### [Given request]
Repeat the lines from the one containing "Type out the text in this image." through the last line of the data, exactly, pictures omitted.

Data records:

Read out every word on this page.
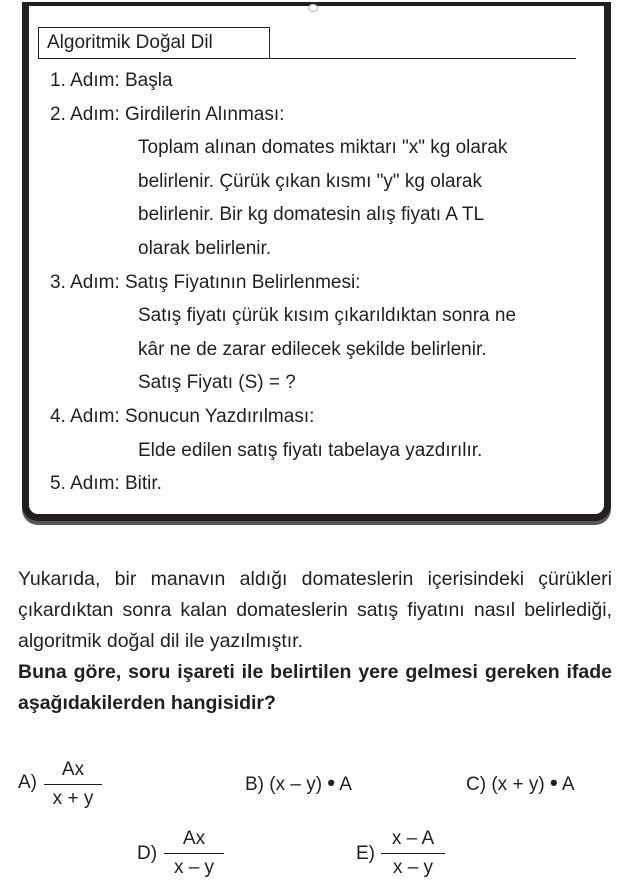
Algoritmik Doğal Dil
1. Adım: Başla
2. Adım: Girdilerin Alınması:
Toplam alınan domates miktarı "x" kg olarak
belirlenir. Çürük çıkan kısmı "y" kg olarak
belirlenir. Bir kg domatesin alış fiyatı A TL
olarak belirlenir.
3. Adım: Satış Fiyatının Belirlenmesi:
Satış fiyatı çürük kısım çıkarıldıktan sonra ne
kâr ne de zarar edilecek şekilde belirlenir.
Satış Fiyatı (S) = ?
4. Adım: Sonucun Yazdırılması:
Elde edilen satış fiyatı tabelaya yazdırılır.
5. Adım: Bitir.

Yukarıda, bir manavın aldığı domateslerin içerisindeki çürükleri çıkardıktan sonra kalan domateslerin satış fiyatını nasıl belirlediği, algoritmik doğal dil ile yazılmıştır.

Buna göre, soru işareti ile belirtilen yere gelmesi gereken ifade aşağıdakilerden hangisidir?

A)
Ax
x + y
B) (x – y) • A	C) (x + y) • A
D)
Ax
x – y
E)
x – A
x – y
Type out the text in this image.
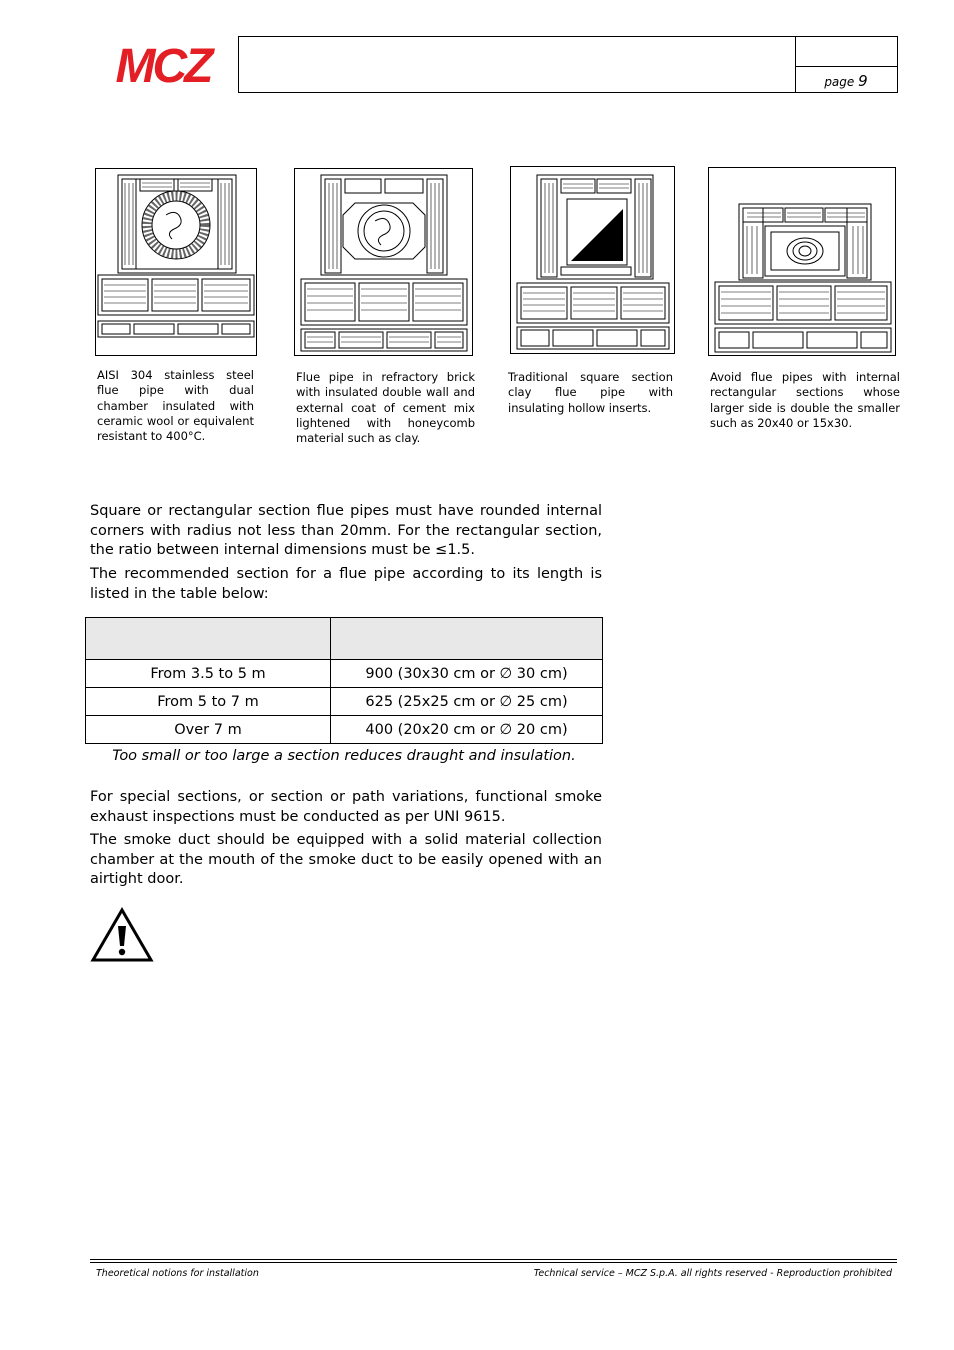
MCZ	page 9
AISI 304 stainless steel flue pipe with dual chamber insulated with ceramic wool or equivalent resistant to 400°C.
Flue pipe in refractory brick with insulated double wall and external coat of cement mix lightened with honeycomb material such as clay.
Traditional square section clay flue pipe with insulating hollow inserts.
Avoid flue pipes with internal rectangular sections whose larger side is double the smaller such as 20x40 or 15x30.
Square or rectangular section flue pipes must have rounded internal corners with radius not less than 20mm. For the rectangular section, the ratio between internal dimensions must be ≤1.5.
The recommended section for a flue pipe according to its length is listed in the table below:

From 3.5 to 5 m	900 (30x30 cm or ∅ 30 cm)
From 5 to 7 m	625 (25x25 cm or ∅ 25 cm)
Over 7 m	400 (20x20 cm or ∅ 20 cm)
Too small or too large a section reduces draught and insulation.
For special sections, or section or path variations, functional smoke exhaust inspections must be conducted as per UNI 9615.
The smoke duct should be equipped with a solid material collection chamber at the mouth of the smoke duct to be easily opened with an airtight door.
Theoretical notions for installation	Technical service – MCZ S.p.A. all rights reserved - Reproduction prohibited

### [Exercise result]
Type out the text in this image.
MCZ	page 9
AISI 304 stainless steel flue pipe with dual chamber insulated with ceramic wool or equivalent resistant to 400°C.
Flue pipe in refractory brick with insulated double wall and external coat of cement mix lightened with honeycomb material such as clay.
Traditional square section clay flue pipe with insulating hollow inserts.
Avoid flue pipes with internal rectangular sections whose larger side is double the smaller such as 20x40 or 15x30.
Square or rectangular section flue pipes must have rounded internal corners with radius not less than 20mm. For the rectangular section, the ratio between internal dimensions must be ≤1.5.
The recommended section for a flue pipe according to its length is listed in the table below:

From 3.5 to 5 m	900 (30x30 cm or ∅ 30 cm)
From 5 to 7 m	625 (25x25 cm or ∅ 25 cm)
Over 7 m	400 (20x20 cm or ∅ 20 cm)
Too small or too large a section reduces draught and insulation.
For special sections, or section or path variations, functional smoke exhaust inspections must be conducted as per UNI 9615.
The smoke duct should be equipped with a solid material collection chamber at the mouth of the smoke duct to be easily opened with an airtight door.
Theoretical notions for installation	Technical service – MCZ S.p.A. all rights reserved - Reproduction prohibited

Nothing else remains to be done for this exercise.